Set problem: Look for the string "Output" in every line, and copy each line that has it.

◇ ◇ ◇ ◇ ◇ ◇ ◇

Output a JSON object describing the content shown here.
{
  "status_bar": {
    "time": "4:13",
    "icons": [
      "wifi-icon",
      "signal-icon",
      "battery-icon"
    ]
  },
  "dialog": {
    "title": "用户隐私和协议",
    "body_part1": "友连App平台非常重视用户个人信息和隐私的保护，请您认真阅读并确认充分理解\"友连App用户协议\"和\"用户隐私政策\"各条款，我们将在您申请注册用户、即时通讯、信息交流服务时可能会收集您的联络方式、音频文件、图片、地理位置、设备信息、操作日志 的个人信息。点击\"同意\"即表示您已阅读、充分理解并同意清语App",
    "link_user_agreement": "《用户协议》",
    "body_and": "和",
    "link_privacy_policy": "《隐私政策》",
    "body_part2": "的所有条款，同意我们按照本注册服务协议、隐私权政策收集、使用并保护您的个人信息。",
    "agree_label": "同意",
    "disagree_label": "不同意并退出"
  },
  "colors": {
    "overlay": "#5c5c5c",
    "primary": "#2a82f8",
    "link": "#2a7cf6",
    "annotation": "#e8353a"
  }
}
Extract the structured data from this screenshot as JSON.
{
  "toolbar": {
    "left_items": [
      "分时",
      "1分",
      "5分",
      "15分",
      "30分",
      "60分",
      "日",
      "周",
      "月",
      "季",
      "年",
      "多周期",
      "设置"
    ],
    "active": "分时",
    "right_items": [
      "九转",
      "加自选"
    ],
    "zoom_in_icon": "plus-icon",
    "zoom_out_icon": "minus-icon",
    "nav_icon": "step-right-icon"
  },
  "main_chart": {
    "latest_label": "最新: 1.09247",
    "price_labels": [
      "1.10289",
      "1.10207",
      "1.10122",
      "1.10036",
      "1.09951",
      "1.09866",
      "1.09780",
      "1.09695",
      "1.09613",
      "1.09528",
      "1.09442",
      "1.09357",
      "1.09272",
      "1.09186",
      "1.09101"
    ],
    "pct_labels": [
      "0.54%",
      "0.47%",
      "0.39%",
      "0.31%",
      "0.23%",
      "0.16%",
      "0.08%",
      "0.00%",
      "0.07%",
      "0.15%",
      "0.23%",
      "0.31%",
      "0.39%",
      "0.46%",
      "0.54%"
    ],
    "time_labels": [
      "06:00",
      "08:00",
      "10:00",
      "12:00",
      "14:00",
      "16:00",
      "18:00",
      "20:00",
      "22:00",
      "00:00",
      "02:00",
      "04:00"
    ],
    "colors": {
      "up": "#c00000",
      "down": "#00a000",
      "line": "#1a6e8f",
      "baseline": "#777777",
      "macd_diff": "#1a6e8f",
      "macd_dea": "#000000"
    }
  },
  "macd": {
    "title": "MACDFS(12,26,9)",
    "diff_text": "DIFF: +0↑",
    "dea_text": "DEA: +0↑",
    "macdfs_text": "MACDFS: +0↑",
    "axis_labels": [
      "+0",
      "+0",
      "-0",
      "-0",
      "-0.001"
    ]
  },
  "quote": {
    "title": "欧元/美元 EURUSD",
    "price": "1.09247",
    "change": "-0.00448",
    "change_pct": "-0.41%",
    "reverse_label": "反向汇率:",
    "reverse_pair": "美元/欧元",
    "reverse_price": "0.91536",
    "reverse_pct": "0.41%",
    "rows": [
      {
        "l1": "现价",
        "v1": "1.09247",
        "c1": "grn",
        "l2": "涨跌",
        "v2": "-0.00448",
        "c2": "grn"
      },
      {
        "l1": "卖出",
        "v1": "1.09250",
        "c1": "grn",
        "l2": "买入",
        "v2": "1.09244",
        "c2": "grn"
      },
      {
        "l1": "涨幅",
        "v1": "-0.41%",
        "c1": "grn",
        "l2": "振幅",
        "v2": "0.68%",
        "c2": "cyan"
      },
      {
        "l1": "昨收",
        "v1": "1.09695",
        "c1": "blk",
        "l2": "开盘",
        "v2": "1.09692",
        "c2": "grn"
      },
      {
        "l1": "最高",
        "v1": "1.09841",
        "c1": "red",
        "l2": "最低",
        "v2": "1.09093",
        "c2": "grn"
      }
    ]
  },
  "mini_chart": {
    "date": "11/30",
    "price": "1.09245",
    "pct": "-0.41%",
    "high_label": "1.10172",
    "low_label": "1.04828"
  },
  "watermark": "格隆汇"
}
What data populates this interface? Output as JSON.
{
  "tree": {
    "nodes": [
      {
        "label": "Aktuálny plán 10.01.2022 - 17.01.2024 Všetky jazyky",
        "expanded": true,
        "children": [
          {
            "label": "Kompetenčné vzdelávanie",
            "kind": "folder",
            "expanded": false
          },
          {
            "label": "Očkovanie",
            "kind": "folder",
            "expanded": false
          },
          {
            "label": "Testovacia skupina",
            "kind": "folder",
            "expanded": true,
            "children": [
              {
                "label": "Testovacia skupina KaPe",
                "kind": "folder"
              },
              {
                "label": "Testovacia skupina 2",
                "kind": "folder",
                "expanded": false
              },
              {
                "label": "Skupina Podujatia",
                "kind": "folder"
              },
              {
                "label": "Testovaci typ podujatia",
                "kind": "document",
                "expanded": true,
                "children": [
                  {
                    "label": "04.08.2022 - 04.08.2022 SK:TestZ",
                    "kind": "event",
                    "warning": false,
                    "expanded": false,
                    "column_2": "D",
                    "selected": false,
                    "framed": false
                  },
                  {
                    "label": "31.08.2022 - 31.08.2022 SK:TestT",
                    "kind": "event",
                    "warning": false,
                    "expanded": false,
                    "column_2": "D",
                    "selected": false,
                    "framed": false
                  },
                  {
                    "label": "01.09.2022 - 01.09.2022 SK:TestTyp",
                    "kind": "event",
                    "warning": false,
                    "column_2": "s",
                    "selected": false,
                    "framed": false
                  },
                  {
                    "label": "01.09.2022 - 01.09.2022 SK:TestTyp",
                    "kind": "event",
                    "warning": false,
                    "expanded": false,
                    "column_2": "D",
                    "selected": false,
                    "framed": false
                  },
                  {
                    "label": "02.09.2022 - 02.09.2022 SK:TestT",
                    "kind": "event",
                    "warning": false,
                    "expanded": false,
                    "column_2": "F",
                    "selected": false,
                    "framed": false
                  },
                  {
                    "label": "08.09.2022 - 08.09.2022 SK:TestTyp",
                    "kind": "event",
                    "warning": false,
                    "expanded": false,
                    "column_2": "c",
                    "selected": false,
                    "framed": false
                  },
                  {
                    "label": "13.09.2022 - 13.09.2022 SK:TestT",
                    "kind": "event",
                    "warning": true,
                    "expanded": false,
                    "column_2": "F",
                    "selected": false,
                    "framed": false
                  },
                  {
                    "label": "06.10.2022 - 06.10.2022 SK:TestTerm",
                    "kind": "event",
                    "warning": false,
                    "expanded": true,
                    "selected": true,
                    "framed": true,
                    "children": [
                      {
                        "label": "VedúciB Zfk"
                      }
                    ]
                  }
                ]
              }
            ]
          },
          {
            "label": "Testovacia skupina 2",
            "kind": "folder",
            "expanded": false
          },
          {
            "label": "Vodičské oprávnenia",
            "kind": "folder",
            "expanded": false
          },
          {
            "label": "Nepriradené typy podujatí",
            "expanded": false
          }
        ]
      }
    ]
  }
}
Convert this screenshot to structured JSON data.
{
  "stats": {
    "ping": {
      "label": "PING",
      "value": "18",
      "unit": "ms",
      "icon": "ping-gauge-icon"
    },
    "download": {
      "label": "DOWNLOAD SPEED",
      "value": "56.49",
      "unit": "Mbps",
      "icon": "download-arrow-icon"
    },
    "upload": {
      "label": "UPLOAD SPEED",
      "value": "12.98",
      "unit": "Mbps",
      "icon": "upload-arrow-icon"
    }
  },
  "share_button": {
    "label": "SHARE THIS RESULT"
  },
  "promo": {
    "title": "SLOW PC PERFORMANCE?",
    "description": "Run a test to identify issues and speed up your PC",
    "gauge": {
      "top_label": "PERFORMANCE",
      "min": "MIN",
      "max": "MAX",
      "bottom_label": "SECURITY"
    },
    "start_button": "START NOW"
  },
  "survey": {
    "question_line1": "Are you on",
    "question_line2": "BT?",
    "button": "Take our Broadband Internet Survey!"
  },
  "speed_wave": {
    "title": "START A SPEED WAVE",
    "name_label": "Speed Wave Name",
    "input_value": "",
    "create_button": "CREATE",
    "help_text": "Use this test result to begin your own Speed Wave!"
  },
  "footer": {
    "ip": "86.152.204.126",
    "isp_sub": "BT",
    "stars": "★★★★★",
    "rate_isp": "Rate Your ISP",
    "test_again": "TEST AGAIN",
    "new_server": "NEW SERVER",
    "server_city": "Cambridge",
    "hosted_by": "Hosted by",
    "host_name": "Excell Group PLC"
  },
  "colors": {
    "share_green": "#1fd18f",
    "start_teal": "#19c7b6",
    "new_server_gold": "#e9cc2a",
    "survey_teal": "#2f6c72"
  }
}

◇ ◇ ◇ ◇ ◇ ◇ ◇

Result for this task:
Output a JSON object describing the content shown here.
What data populates this interface? Output as JSON.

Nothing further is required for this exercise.